Your instructions: Would you print every entry below exactly as written, omitting the images?

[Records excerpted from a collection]
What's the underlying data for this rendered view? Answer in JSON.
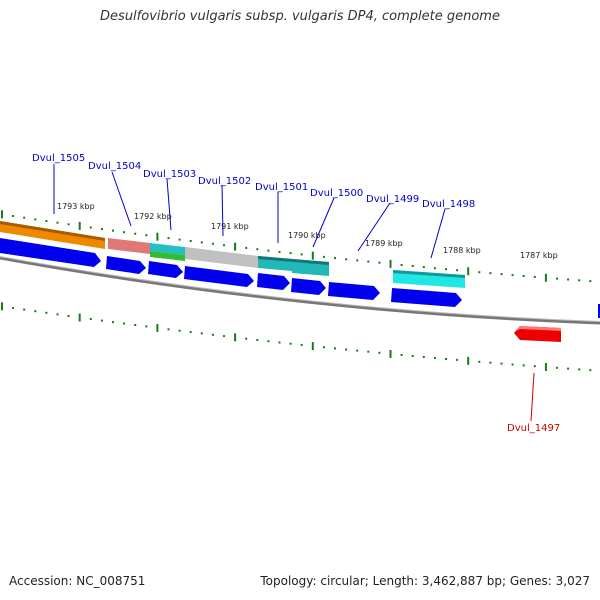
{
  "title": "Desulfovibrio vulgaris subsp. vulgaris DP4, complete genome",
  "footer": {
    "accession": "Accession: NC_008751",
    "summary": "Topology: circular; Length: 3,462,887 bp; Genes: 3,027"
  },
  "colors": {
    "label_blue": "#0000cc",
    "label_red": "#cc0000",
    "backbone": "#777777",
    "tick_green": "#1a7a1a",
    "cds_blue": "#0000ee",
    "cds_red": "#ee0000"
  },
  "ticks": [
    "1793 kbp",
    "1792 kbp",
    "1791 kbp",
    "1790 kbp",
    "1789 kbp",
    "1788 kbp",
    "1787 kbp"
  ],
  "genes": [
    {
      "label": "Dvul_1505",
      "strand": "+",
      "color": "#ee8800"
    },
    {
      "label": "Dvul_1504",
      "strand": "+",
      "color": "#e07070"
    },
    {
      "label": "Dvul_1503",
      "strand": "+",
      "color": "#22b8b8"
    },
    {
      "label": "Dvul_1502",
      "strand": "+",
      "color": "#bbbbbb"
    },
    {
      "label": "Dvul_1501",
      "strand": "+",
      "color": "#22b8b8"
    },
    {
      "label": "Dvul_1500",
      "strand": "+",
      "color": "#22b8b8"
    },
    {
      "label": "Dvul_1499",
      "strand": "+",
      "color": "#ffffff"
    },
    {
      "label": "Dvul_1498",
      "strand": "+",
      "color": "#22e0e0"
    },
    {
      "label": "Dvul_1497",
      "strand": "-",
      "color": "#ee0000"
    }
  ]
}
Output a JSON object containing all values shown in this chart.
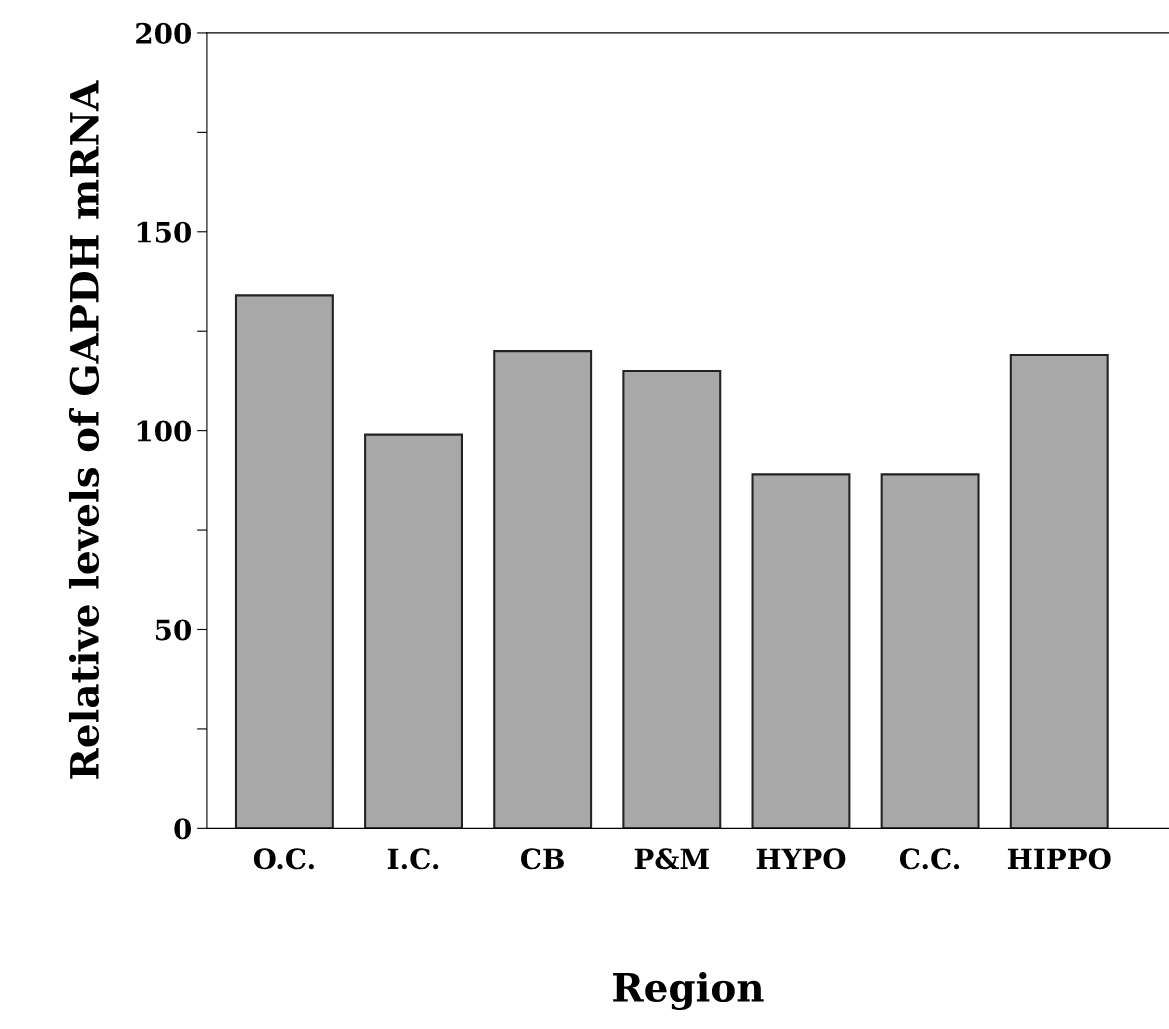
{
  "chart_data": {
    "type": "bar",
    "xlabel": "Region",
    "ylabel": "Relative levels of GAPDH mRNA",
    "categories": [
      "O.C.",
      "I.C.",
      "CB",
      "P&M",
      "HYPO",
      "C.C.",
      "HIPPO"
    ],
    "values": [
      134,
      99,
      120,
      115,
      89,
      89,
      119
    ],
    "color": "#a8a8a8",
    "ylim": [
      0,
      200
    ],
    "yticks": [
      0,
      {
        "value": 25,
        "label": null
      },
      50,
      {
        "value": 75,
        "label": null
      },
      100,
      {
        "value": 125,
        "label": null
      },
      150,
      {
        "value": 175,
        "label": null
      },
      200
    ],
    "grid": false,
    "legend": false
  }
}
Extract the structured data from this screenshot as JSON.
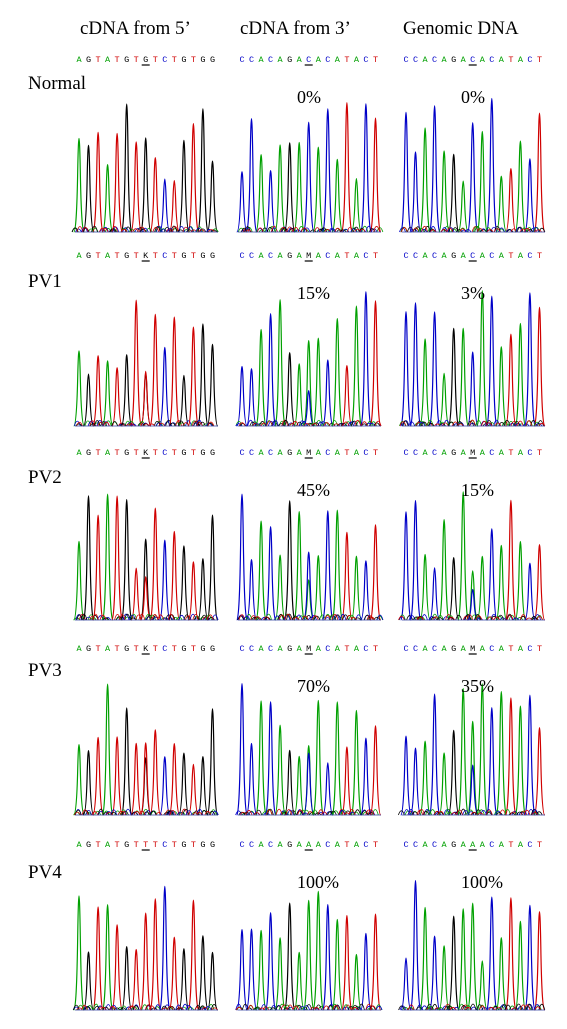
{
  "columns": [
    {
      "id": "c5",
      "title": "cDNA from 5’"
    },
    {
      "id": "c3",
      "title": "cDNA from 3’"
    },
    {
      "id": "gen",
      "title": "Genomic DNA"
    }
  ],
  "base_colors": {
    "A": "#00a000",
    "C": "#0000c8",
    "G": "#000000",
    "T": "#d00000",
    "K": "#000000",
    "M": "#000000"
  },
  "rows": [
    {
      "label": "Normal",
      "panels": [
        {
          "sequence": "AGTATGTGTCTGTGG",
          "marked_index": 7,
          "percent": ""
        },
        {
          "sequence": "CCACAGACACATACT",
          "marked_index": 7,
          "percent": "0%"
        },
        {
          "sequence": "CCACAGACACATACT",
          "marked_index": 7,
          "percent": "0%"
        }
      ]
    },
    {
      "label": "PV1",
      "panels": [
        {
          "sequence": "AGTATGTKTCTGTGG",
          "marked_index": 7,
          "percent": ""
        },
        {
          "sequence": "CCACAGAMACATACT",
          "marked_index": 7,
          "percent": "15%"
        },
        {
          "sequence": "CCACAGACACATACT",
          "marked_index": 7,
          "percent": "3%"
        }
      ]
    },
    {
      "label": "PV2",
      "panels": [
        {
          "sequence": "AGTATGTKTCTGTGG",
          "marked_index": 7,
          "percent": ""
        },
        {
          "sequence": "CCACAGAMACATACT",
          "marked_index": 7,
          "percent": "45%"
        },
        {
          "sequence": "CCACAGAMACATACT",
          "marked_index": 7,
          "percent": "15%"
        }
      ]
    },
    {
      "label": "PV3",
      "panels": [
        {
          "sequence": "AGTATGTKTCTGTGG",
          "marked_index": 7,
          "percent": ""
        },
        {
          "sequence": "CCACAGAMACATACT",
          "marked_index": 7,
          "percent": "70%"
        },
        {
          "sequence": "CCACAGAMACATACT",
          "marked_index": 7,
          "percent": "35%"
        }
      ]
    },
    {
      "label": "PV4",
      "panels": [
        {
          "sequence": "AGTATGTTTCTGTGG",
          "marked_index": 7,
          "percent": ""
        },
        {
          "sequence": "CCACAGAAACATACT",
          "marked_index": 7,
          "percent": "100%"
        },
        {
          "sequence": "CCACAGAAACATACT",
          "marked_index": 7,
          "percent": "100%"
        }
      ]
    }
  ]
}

Exercise result:
What's the underlying data for this rendered view? Answer in JSON.
{
  "title": "Desulfovibrio vulgaris subsp. vulgaris DP4, complete genome",
  "footer": {
    "accession": "Accession: NC_008751",
    "summary": "Topology: circular; Length: 3,462,887 bp; Genes: 3,027"
  },
  "colors": {
    "label_blue": "#0000cc",
    "label_red": "#cc0000",
    "backbone": "#777777",
    "tick_green": "#1a7a1a",
    "cds_blue": "#0000ee",
    "cds_red": "#ee0000"
  },
  "ticks": [
    "1793 kbp",
    "1792 kbp",
    "1791 kbp",
    "1790 kbp",
    "1789 kbp",
    "1788 kbp",
    "1787 kbp"
  ],
  "genes": [
    {
      "label": "Dvul_1505",
      "strand": "+",
      "color": "#ee8800"
    },
    {
      "label": "Dvul_1504",
      "strand": "+",
      "color": "#e07070"
    },
    {
      "label": "Dvul_1503",
      "strand": "+",
      "color": "#22b8b8"
    },
    {
      "label": "Dvul_1502",
      "strand": "+",
      "color": "#bbbbbb"
    },
    {
      "label": "Dvul_1501",
      "strand": "+",
      "color": "#22b8b8"
    },
    {
      "label": "Dvul_1500",
      "strand": "+",
      "color": "#22b8b8"
    },
    {
      "label": "Dvul_1499",
      "strand": "+",
      "color": "#ffffff"
    },
    {
      "label": "Dvul_1498",
      "strand": "+",
      "color": "#22e0e0"
    },
    {
      "label": "Dvul_1497",
      "strand": "-",
      "color": "#ee0000"
    }
  ]
}
Output a JSON object containing all values shown in this chart.
{
  "chart_data": {
    "type": "bar",
    "xlabel": "Region",
    "ylabel": "Relative levels of GAPDH mRNA",
    "categories": [
      "O.C.",
      "I.C.",
      "CB",
      "P&M",
      "HYPO",
      "C.C.",
      "HIPPO"
    ],
    "values": [
      134,
      99,
      120,
      115,
      89,
      89,
      119
    ],
    "color": "#a8a8a8",
    "ylim": [
      0,
      200
    ],
    "yticks": [
      0,
      {
        "value": 25,
        "label": null
      },
      50,
      {
        "value": 75,
        "label": null
      },
      100,
      {
        "value": 125,
        "label": null
      },
      150,
      {
        "value": 175,
        "label": null
      },
      200
    ],
    "grid": false,
    "legend": false
  }
}
Extract the structured data from this screenshot as JSON.
{
  "columns": [
    {
      "id": "c5",
      "title": "cDNA from 5’"
    },
    {
      "id": "c3",
      "title": "cDNA from 3’"
    },
    {
      "id": "gen",
      "title": "Genomic DNA"
    }
  ],
  "base_colors": {
    "A": "#00a000",
    "C": "#0000c8",
    "G": "#000000",
    "T": "#d00000",
    "K": "#000000",
    "M": "#000000"
  },
  "rows": [
    {
      "label": "Normal",
      "panels": [
        {
          "sequence": "AGTATGTGTCTGTGG",
          "marked_index": 7,
          "percent": ""
        },
        {
          "sequence": "CCACAGACACATACT",
          "marked_index": 7,
          "percent": "0%"
        },
        {
          "sequence": "CCACAGACACATACT",
          "marked_index": 7,
          "percent": "0%"
        }
      ]
    },
    {
      "label": "PV1",
      "panels": [
        {
          "sequence": "AGTATGTKTCTGTGG",
          "marked_index": 7,
          "percent": ""
        },
        {
          "sequence": "CCACAGAMACATACT",
          "marked_index": 7,
          "percent": "15%"
        },
        {
          "sequence": "CCACAGACACATACT",
          "marked_index": 7,
          "percent": "3%"
        }
      ]
    },
    {
      "label": "PV2",
      "panels": [
        {
          "sequence": "AGTATGTKTCTGTGG",
          "marked_index": 7,
          "percent": ""
        },
        {
          "sequence": "CCACAGAMACATACT",
          "marked_index": 7,
          "percent": "45%"
        },
        {
          "sequence": "CCACAGAMACATACT",
          "marked_index": 7,
          "percent": "15%"
        }
      ]
    },
    {
      "label": "PV3",
      "panels": [
        {
          "sequence": "AGTATGTKTCTGTGG",
          "marked_index": 7,
          "percent": ""
        },
        {
          "sequence": "CCACAGAMACATACT",
          "marked_index": 7,
          "percent": "70%"
        },
        {
          "sequence": "CCACAGAMACATACT",
          "marked_index": 7,
          "percent": "35%"
        }
      ]
    },
    {
      "label": "PV4",
      "panels": [
        {
          "sequence": "AGTATGTTTCTGTGG",
          "marked_index": 7,
          "percent": ""
        },
        {
          "sequence": "CCACAGAAACATACT",
          "marked_index": 7,
          "percent": "100%"
        },
        {
          "sequence": "CCACAGAAACATACT",
          "marked_index": 7,
          "percent": "100%"
        }
      ]
    }
  ]
}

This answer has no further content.